§ WHAT IS BEING ASKED
Go through the material below and copy all lines with "Restauració".

§ DATA SECTION
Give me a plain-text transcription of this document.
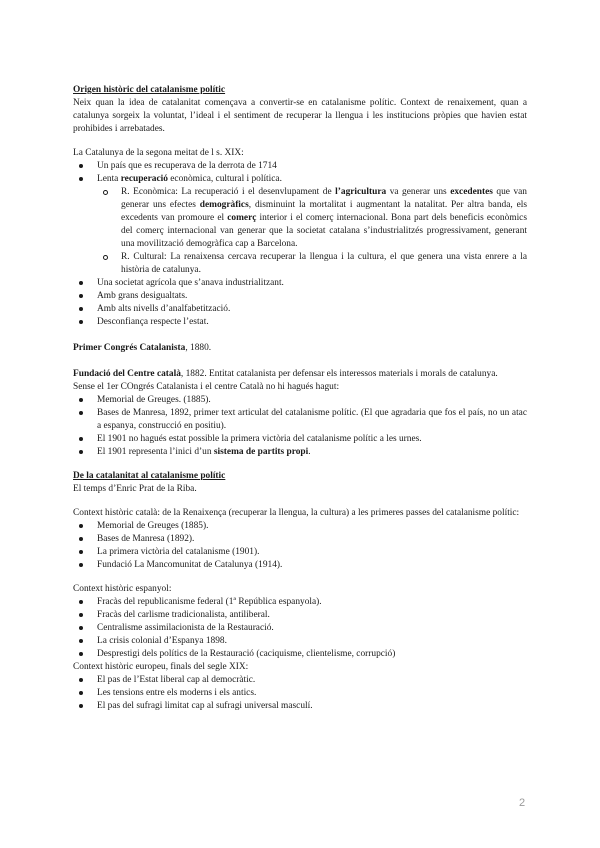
Origen històric del catalanisme polític

Neix quan la idea de catalanitat començava a convertir-se en catalanisme polític. Context de renaixement, quan a catalunya sorgeix la voluntat, l’ideal i el sentiment de recuperar la llengua i les institucions pròpies que havien estat prohibides i arrebatades.

La Catalunya de la segona meitat de l s. XIX:

Un país que es recuperava de la derrota de 1714
Lenta recuperació econòmica, cultural i política.
R. Econòmica: La recuperació i el desenvlupament de l’agricultura va generar uns excedentes que van generar uns efectes demogràfics, disminuint la mortalitat i augmentant la natalitat. Per altra banda, els excedents van promoure el comerç interior i el comerç internacional. Bona part dels beneficis econòmics del comerç internacional van generar que la societat catalana s’industrialitzés progressivament, generant una movilització demogràfica cap a Barcelona.
R. Cultural: La renaixensa cercava recuperar la llengua i la cultura, el que genera una vista enrere a la història de catalunya.
Una societat agrícola que s’anava industrialitzant.
Amb grans desigualtats.
Amb alts nivells d’analfabetització.
Desconfiança respecte l’estat.

Primer Congrés Catalanista, 1880.

Fundació del Centre català, 1882. Entitat catalanista per defensar els interessos materials i morals de catalunya.

Sense el 1er COngrés Catalanista i el centre Català no hi hagués hagut:

Memorial de Greuges. (1885).
Bases de Manresa, 1892, primer text articulat del catalanisme polític. (El que agradaria que fos el país, no un atac a espanya, construcció en positiu).
El 1901 no hagués estat possible la primera victòria del catalanisme polític a les urnes.
El 1901 representa l’inici d’un sistema de partits propi.

De la catalanitat al catalanisme polític

El temps d’Enric Prat de la Riba.

Context històric català: de la Renaixença (recuperar la llengua, la cultura) a les primeres passes del catalanisme polític:

Memorial de Greuges (1885).
Bases de Manresa (1892).
La primera victòria del catalanisme (1901).
Fundació La Mancomunitat de Catalunya (1914).

Context històric espanyol:

Fracàs del republicanisme federal (1ª República espanyola).
Fracàs del carlisme tradicionalista, antiliberal.
Centralisme assimilacionista de la Restauració.
La crisis colonial d’Espanya 1898.
Desprestigi dels polítics de la Restauració (caciquisme, clientelisme, corrupció)

Context històric europeu, finals del segle XIX:

El pas de l’Estat liberal cap al democràtic.
Les tensions entre els moderns i els antics.
El pas del sufragi limitat cap al sufragi universal masculí.
2
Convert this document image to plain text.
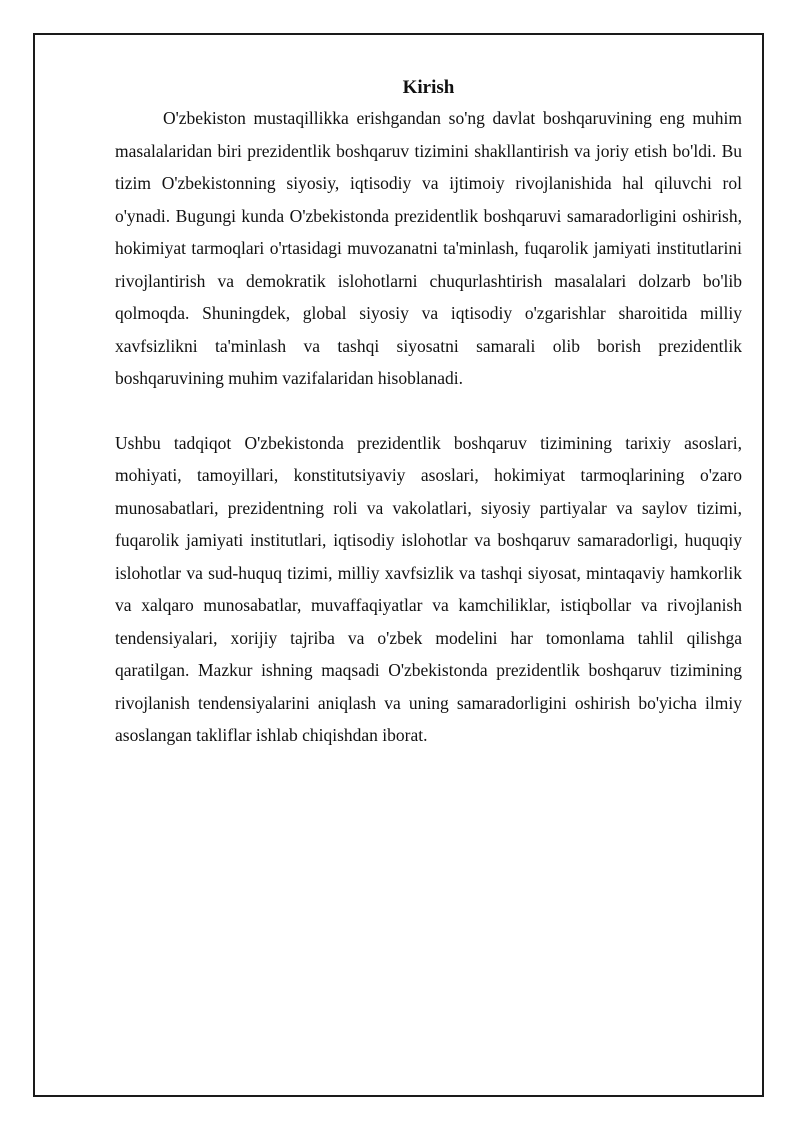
Kirish

O'zbekiston mustaqillikka erishgandan so'ng davlat boshqaruvining eng muhim masalalaridan biri prezidentlik boshqaruv tizimini shakllantirish va joriy etish bo'ldi. Bu tizim O'zbekistonning siyosiy, iqtisodiy va ijtimoiy rivojlanishida hal qiluvchi rol o'ynadi. Bugungi kunda O'zbekistonda prezidentlik boshqaruvi samaradorligini oshirish, hokimiyat tarmoqlari o'rtasidagi muvozanatni ta'minlash, fuqarolik jamiyati institutlarini rivojlantirish va demokratik islohotlarni chuqurlashtirish masalalari dolzarb bo'lib qolmoqda. Shuningdek, global siyosiy va iqtisodiy o'zgarishlar sharoitida milliy xavfsizlikni ta'minlash va tashqi siyosatni samarali olib borish prezidentlik boshqaruvining muhim vazifalaridan hisoblanadi.

Ushbu tadqiqot O'zbekistonda prezidentlik boshqaruv tizimining tarixiy asoslari, mohiyati, tamoyillari, konstitutsiyaviy asoslari, hokimiyat tarmoqlarining o'zaro munosabatlari, prezidentning roli va vakolatlari, siyosiy partiyalar va saylov tizimi, fuqarolik jamiyati institutlari, iqtisodiy islohotlar va boshqaruv samaradorligi, huquqiy islohotlar va sud-huquq tizimi, milliy xavfsizlik va tashqi siyosat, mintaqaviy hamkorlik va xalqaro munosabatlar, muvaffaqiyatlar va kamchiliklar, istiqbollar va rivojlanish tendensiyalari, xorijiy tajriba va o'zbek modelini har tomonlama tahlil qilishga qaratilgan. Mazkur ishning maqsadi O'zbekistonda prezidentlik boshqaruv tizimining rivojlanish tendensiyalarini aniqlash va uning samaradorligini oshirish bo'yicha ilmiy asoslangan takliflar ishlab chiqishdan iborat.
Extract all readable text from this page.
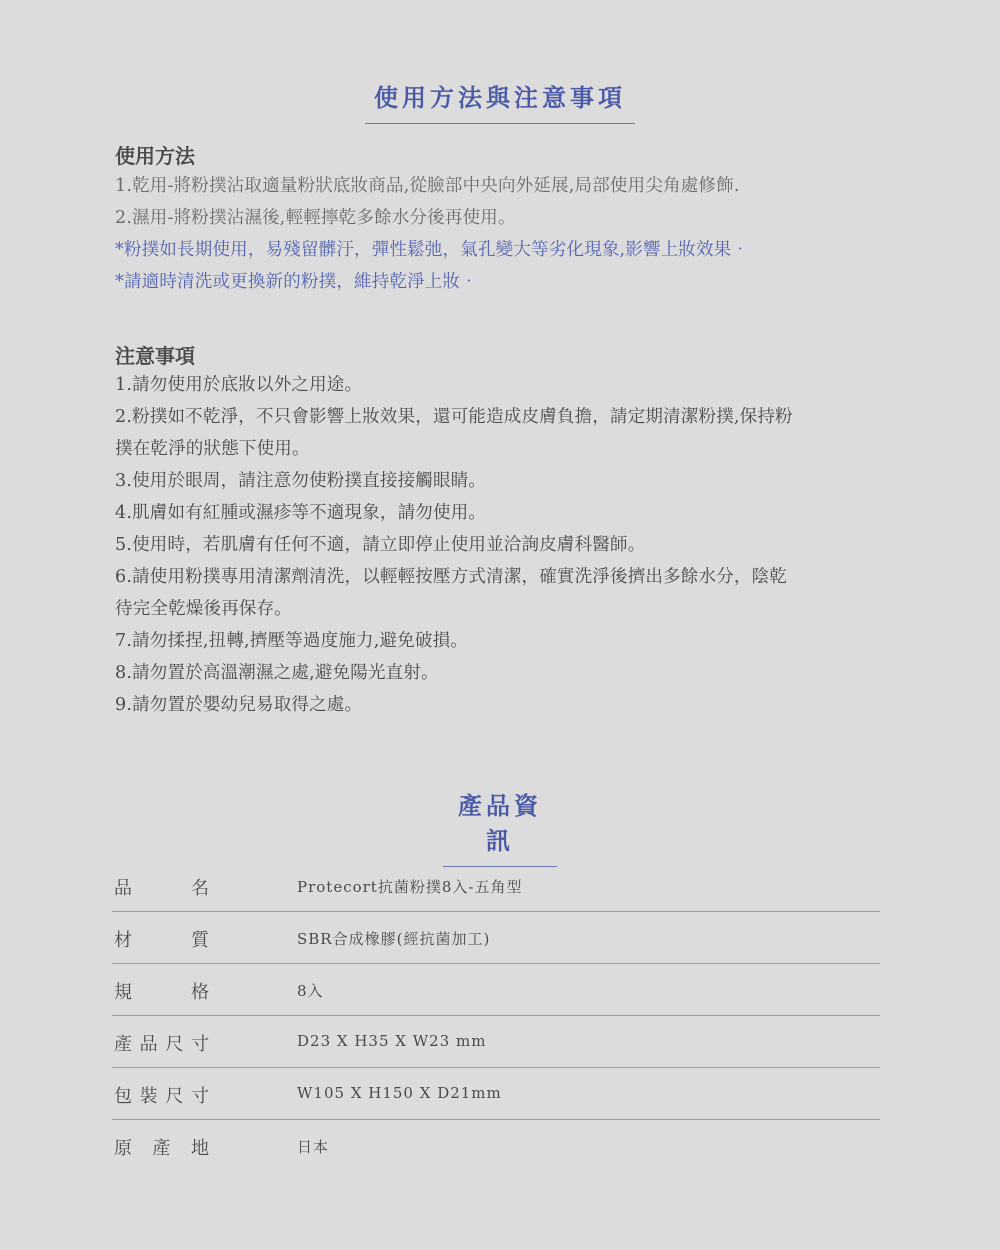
使用方法與注意事項
使用方法
1.乾用-將粉撲沾取適量粉狀底妝商品,從臉部中央向外延展,局部使用尖角處修飾.
2.濕用-將粉撲沾濕後,輕輕擰乾多餘水分後再使用。
*粉撲如長期使用，易殘留髒汙，彈性鬆弛，氣孔變大等劣化現象,影響上妝效果‧
*請適時清洗或更換新的粉撲，維持乾淨上妝‧
注意事項
1.請勿使用於底妝以外之用途。
2.粉撲如不乾淨，不只會影響上妝效果，還可能造成皮膚負擔，請定期清潔粉撲,保持粉
撲在乾淨的狀態下使用。
3.使用於眼周，請注意勿使粉撲直接接觸眼睛。
4.肌膚如有紅腫或濕疹等不適現象，請勿使用。
5.使用時，若肌膚有任何不適，請立即停止使用並洽詢皮膚科醫師。
6.請使用粉撲專用清潔劑清洗，以輕輕按壓方式清潔，確實洗淨後擠出多餘水分，陰乾
待完全乾燥後再保存。
7.請勿揉捏,扭轉,擠壓等過度施力,避免破損。
8.請勿置於高溫潮濕之處,避免陽光直射。
9.請勿置於嬰幼兒易取得之處。
產品資訊
品名	Protecort抗菌粉撲8入-五角型
材質	SBR合成橡膠(經抗菌加工)
規格	8入
產品尺寸	D23 X H35 X W23 mm
包裝尺寸	W105 X H150 X D21mm
原產地	日本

§ RESPONSE TO THIS TASK
Centralisme assimilacionista de la Restauració.
Desprestigi dels polítics de la Restauració (caciquisme, clientelisme, corrupció)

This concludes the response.